▶ _THE EXERCISE_
Do not include the pictures; repeat the rest of the data exactly.

+++ DATA SHOWN

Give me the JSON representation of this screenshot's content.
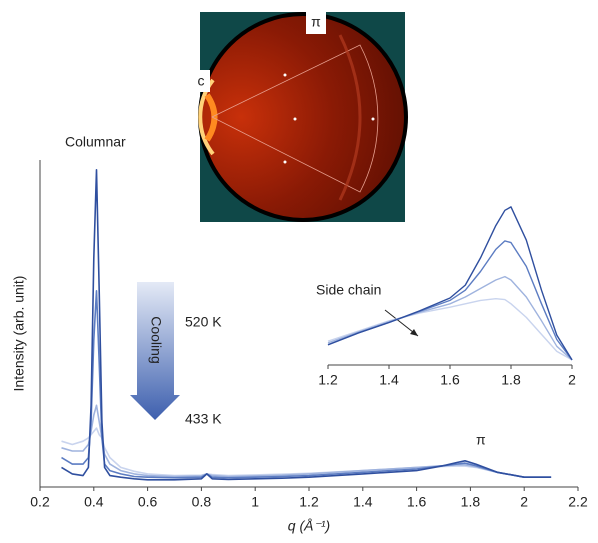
{
  "chart_data": [
    {
      "type": "line",
      "y_label": "Intensity (arb. unit)",
      "x_label": "q (Å⁻¹)",
      "annotations": [
        "Columnar",
        "Cooling",
        "520 K",
        "433 K",
        "π"
      ],
      "x": [
        0.28,
        0.32,
        0.36,
        0.38,
        0.39,
        0.4,
        0.41,
        0.42,
        0.43,
        0.44,
        0.46,
        0.5,
        0.55,
        0.6,
        0.7,
        0.8,
        0.82,
        0.84,
        0.9,
        1.0,
        1.1,
        1.2,
        1.4,
        1.6,
        1.7,
        1.75,
        1.78,
        1.82,
        1.9,
        2.0,
        2.1
      ],
      "xlim": [
        0.2,
        2.2
      ],
      "xticks": [
        0.2,
        0.4,
        0.6,
        0.8,
        1,
        1.2,
        1.4,
        1.6,
        1.8,
        2,
        2.2
      ],
      "ylim": [
        0,
        100
      ],
      "series": [
        {
          "color": "#2f4f9f",
          "values": [
            6,
            4,
            3.5,
            6,
            25,
            70,
            97,
            60,
            20,
            6,
            3.5,
            3,
            2.5,
            2.2,
            2.2,
            2.5,
            4,
            2.5,
            2.3,
            2.5,
            2.7,
            3,
            4,
            5,
            6.5,
            7.5,
            8,
            7,
            4.5,
            3,
            3
          ]
        },
        {
          "color": "#5c7cc2",
          "values": [
            9,
            7,
            7,
            9,
            20,
            45,
            60,
            38,
            15,
            7,
            5,
            4,
            3.2,
            3,
            2.8,
            3,
            4,
            3,
            2.8,
            3,
            3.2,
            3.5,
            4.5,
            5.5,
            6.5,
            7,
            7.3,
            6.5,
            4.5,
            3,
            3
          ]
        },
        {
          "color": "#9fb3de",
          "values": [
            12,
            11,
            11,
            13,
            17,
            22,
            25,
            20,
            15,
            10,
            7,
            5,
            4,
            3.5,
            3.2,
            3.4,
            4,
            3.5,
            3.2,
            3.4,
            3.6,
            4,
            5,
            6,
            6.5,
            6.8,
            6.8,
            6.2,
            4.5,
            3,
            3
          ]
        },
        {
          "color": "#c9d4ee",
          "values": [
            14,
            13,
            14,
            15,
            16,
            17,
            18,
            16,
            15,
            12,
            9,
            6,
            4.8,
            4,
            3.5,
            3.6,
            4,
            3.8,
            3.5,
            3.7,
            3.9,
            4.2,
            5,
            6,
            6.3,
            6.4,
            6.4,
            6,
            4.5,
            3,
            3
          ]
        }
      ]
    },
    {
      "type": "line",
      "annotations": [
        "Side chain"
      ],
      "x": [
        1.2,
        1.3,
        1.4,
        1.5,
        1.6,
        1.65,
        1.7,
        1.75,
        1.78,
        1.8,
        1.85,
        1.9,
        1.95,
        2.0
      ],
      "xlim": [
        1.2,
        2
      ],
      "xticks": [
        1.2,
        1.4,
        1.6,
        1.8,
        2
      ],
      "ylim": [
        0,
        100
      ],
      "series": [
        {
          "color": "#2f4f9f",
          "values": [
            11.8,
            18.8,
            25,
            31.8,
            39.4,
            47,
            63,
            82,
            91,
            93,
            73.5,
            44,
            17.6,
            3
          ]
        },
        {
          "color": "#5c7cc2",
          "values": [
            12,
            19,
            25,
            31.5,
            38,
            44,
            55,
            68,
            73,
            72,
            58,
            36,
            15,
            3
          ]
        },
        {
          "color": "#9fb3de",
          "values": [
            13,
            19.5,
            25.5,
            31,
            36,
            40,
            45,
            50,
            52,
            50,
            40,
            26,
            11,
            3
          ]
        },
        {
          "color": "#c9d4ee",
          "values": [
            14,
            20,
            26,
            30.5,
            34,
            36,
            38,
            39,
            38.5,
            36,
            28,
            18,
            8,
            3
          ]
        }
      ]
    }
  ],
  "detector_image": {
    "labels": [
      "c",
      "π"
    ]
  }
}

++++++

▶ _RESPONSE TO THE TASK_
Give me the JSON representation of this screenshot's content.
{
  "chart_data": [
    {
      "type": "line",
      "y_label": "Intensity (arb. unit)",
      "x_label": "q (Å⁻¹)",
      "annotations": [
        "Columnar",
        "Cooling",
        "520 K",
        "433 K",
        "π"
      ],
      "x": [
        0.28,
        0.32,
        0.36,
        0.38,
        0.39,
        0.4,
        0.41,
        0.42,
        0.43,
        0.44,
        0.46,
        0.5,
        0.55,
        0.6,
        0.7,
        0.8,
        0.82,
        0.84,
        0.9,
        1.0,
        1.1,
        1.2,
        1.4,
        1.6,
        1.7,
        1.75,
        1.78,
        1.82,
        1.9,
        2.0,
        2.1
      ],
      "xlim": [
        0.2,
        2.2
      ],
      "xticks": [
        0.2,
        0.4,
        0.6,
        0.8,
        1,
        1.2,
        1.4,
        1.6,
        1.8,
        2,
        2.2
      ],
      "ylim": [
        0,
        100
      ],
      "series": [
        {
          "color": "#2f4f9f",
          "values": [
            6,
            4,
            3.5,
            6,
            25,
            70,
            97,
            60,
            20,
            6,
            3.5,
            3,
            2.5,
            2.2,
            2.2,
            2.5,
            4,
            2.5,
            2.3,
            2.5,
            2.7,
            3,
            4,
            5,
            6.5,
            7.5,
            8,
            7,
            4.5,
            3,
            3
          ]
        },
        {
          "color": "#5c7cc2",
          "values": [
            9,
            7,
            7,
            9,
            20,
            45,
            60,
            38,
            15,
            7,
            5,
            4,
            3.2,
            3,
            2.8,
            3,
            4,
            3,
            2.8,
            3,
            3.2,
            3.5,
            4.5,
            5.5,
            6.5,
            7,
            7.3,
            6.5,
            4.5,
            3,
            3
          ]
        },
        {
          "color": "#9fb3de",
          "values": [
            12,
            11,
            11,
            13,
            17,
            22,
            25,
            20,
            15,
            10,
            7,
            5,
            4,
            3.5,
            3.2,
            3.4,
            4,
            3.5,
            3.2,
            3.4,
            3.6,
            4,
            5,
            6,
            6.5,
            6.8,
            6.8,
            6.2,
            4.5,
            3,
            3
          ]
        },
        {
          "color": "#c9d4ee",
          "values": [
            14,
            13,
            14,
            15,
            16,
            17,
            18,
            16,
            15,
            12,
            9,
            6,
            4.8,
            4,
            3.5,
            3.6,
            4,
            3.8,
            3.5,
            3.7,
            3.9,
            4.2,
            5,
            6,
            6.3,
            6.4,
            6.4,
            6,
            4.5,
            3,
            3
          ]
        }
      ]
    },
    {
      "type": "line",
      "annotations": [
        "Side chain"
      ],
      "x": [
        1.2,
        1.3,
        1.4,
        1.5,
        1.6,
        1.65,
        1.7,
        1.75,
        1.78,
        1.8,
        1.85,
        1.9,
        1.95,
        2.0
      ],
      "xlim": [
        1.2,
        2
      ],
      "xticks": [
        1.2,
        1.4,
        1.6,
        1.8,
        2
      ],
      "ylim": [
        0,
        100
      ],
      "series": [
        {
          "color": "#2f4f9f",
          "values": [
            11.8,
            18.8,
            25,
            31.8,
            39.4,
            47,
            63,
            82,
            91,
            93,
            73.5,
            44,
            17.6,
            3
          ]
        },
        {
          "color": "#5c7cc2",
          "values": [
            12,
            19,
            25,
            31.5,
            38,
            44,
            55,
            68,
            73,
            72,
            58,
            36,
            15,
            3
          ]
        },
        {
          "color": "#9fb3de",
          "values": [
            13,
            19.5,
            25.5,
            31,
            36,
            40,
            45,
            50,
            52,
            50,
            40,
            26,
            11,
            3
          ]
        },
        {
          "color": "#c9d4ee",
          "values": [
            14,
            20,
            26,
            30.5,
            34,
            36,
            38,
            39,
            38.5,
            36,
            28,
            18,
            8,
            3
          ]
        }
      ]
    }
  ],
  "detector_image": {
    "labels": [
      "c",
      "π"
    ]
  }
}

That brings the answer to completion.